Locate each line below that includes "表示的范围越小" and reproduce it.

-.-.-

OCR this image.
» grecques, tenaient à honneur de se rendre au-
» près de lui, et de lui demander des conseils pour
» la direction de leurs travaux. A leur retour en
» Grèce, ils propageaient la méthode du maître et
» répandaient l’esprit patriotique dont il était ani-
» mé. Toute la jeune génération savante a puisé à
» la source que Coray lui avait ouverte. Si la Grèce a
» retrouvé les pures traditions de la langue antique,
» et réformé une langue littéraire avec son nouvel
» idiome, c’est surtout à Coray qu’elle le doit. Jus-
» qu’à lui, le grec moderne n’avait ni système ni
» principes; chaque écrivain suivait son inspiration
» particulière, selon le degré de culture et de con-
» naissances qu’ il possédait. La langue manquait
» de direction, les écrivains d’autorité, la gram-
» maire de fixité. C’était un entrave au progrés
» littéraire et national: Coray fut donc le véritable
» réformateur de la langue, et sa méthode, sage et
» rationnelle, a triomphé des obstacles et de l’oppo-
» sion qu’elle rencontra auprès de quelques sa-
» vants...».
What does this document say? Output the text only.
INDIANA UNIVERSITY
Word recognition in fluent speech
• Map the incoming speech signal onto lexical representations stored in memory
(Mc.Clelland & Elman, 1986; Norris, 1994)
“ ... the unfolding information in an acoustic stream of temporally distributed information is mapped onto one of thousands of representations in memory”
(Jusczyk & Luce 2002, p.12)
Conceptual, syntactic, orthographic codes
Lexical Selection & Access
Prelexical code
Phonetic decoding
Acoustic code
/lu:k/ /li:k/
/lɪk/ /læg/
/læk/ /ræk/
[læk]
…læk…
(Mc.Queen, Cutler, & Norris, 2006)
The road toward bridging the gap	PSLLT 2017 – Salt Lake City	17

-.-.-

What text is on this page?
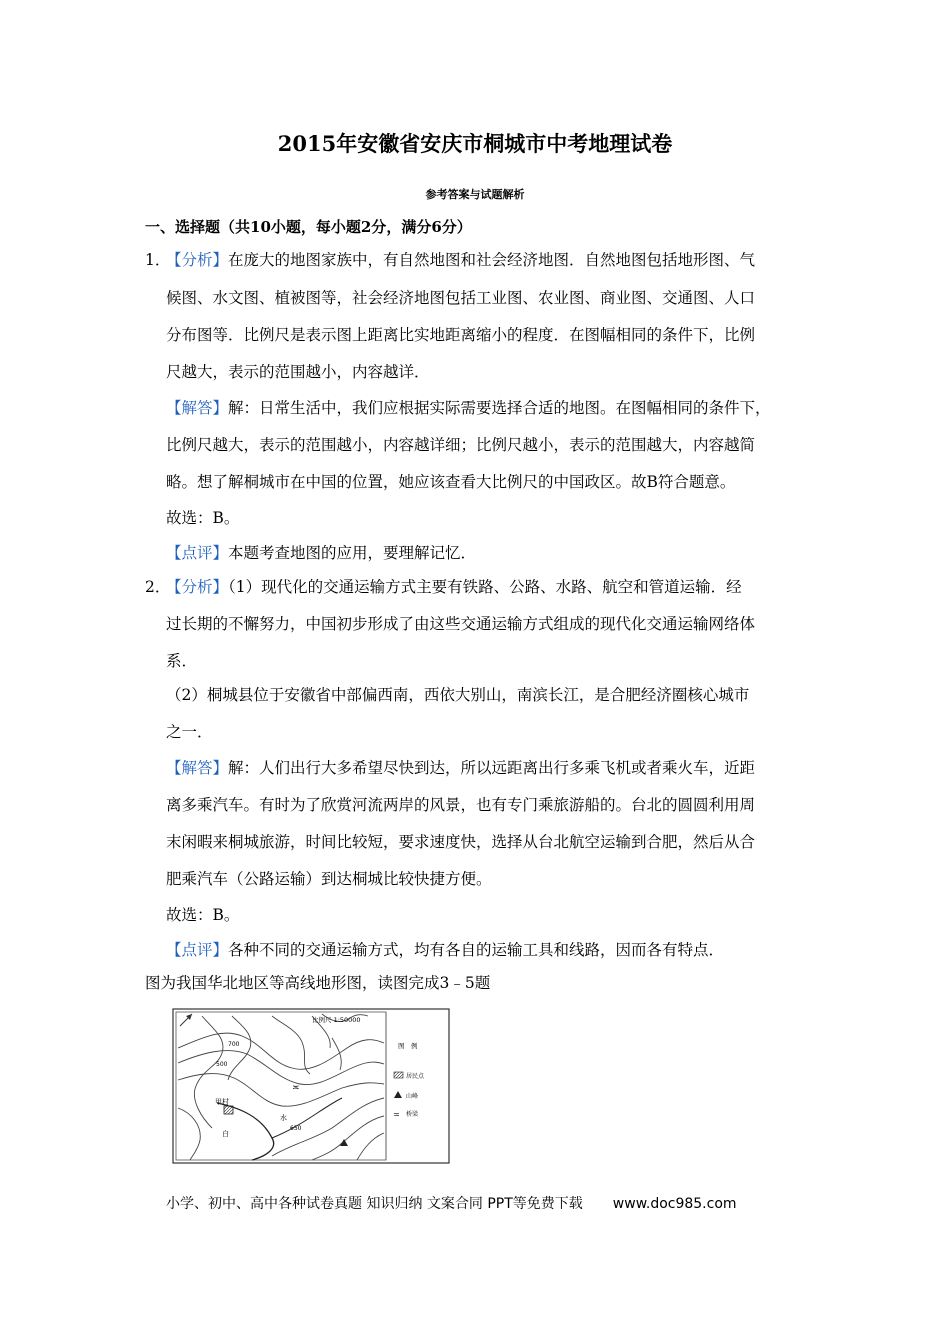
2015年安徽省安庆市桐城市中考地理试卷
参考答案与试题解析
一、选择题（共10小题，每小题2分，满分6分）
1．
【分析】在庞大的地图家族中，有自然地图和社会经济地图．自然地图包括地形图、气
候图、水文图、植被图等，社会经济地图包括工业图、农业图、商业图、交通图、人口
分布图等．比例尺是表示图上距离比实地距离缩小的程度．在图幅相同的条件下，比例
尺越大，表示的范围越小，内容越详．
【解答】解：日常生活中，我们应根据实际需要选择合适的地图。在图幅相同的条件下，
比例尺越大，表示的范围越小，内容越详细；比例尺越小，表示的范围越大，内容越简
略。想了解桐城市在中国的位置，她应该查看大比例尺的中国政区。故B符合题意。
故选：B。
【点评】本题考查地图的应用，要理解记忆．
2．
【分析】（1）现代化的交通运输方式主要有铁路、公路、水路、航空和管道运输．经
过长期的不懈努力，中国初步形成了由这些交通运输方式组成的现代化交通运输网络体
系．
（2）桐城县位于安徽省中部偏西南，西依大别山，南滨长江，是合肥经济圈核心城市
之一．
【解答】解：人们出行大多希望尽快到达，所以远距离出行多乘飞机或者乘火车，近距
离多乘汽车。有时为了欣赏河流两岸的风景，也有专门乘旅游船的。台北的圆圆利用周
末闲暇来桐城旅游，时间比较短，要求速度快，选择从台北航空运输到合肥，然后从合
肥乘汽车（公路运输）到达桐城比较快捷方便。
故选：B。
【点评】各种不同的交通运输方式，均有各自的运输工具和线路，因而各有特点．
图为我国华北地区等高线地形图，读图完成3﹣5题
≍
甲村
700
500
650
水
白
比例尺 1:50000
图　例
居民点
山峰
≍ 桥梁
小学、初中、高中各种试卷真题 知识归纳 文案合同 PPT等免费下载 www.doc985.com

-.-.-

• [Final result]:
尺越大，表示的范围越小，内容越详．
比例尺越大，表示的范围越小，内容越详细；比例尺越小，表示的范围越大，内容越简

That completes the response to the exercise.